From the listing below, pull out every line where the string "JSON" appears.

Dataset entries on figures:
◇ ◇ ◇ ◇ ◇

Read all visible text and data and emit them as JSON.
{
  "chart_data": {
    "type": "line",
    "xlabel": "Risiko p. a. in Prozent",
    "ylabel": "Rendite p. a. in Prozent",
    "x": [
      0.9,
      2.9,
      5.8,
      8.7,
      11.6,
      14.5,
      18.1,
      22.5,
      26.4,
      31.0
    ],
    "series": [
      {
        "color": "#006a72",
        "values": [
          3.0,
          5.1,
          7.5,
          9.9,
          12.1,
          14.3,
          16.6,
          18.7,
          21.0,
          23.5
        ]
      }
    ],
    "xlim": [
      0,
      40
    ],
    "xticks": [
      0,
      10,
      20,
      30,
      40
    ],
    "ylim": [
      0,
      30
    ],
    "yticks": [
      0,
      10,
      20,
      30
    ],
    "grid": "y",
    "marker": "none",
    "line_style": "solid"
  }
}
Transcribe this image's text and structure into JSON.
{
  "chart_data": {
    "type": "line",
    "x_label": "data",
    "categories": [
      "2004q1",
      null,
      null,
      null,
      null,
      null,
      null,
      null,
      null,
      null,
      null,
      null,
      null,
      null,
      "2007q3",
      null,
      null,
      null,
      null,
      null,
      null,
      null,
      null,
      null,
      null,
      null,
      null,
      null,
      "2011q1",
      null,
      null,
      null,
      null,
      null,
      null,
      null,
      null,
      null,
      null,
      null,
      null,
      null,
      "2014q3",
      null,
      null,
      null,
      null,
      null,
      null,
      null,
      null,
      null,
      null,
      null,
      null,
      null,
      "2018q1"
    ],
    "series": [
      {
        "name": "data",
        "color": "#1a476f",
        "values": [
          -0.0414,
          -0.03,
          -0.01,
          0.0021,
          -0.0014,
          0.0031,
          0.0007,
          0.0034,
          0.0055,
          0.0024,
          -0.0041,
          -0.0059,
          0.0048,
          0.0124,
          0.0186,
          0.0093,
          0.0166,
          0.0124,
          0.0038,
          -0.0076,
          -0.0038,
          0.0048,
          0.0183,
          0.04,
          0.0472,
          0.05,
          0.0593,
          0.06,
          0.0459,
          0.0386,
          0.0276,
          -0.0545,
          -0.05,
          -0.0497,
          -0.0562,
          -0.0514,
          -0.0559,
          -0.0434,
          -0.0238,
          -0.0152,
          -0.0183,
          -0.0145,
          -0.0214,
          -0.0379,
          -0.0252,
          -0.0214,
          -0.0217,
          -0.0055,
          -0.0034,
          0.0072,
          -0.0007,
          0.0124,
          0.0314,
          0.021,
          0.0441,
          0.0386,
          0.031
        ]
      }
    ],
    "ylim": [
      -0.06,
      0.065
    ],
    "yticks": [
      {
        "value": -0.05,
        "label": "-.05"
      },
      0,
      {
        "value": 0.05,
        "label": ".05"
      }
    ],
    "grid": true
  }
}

◇ ◇ ◇ ◇ ◇

Correct response:
Read all visible text and data and emit them as JSON.
Transcribe this image's text and structure into JSON.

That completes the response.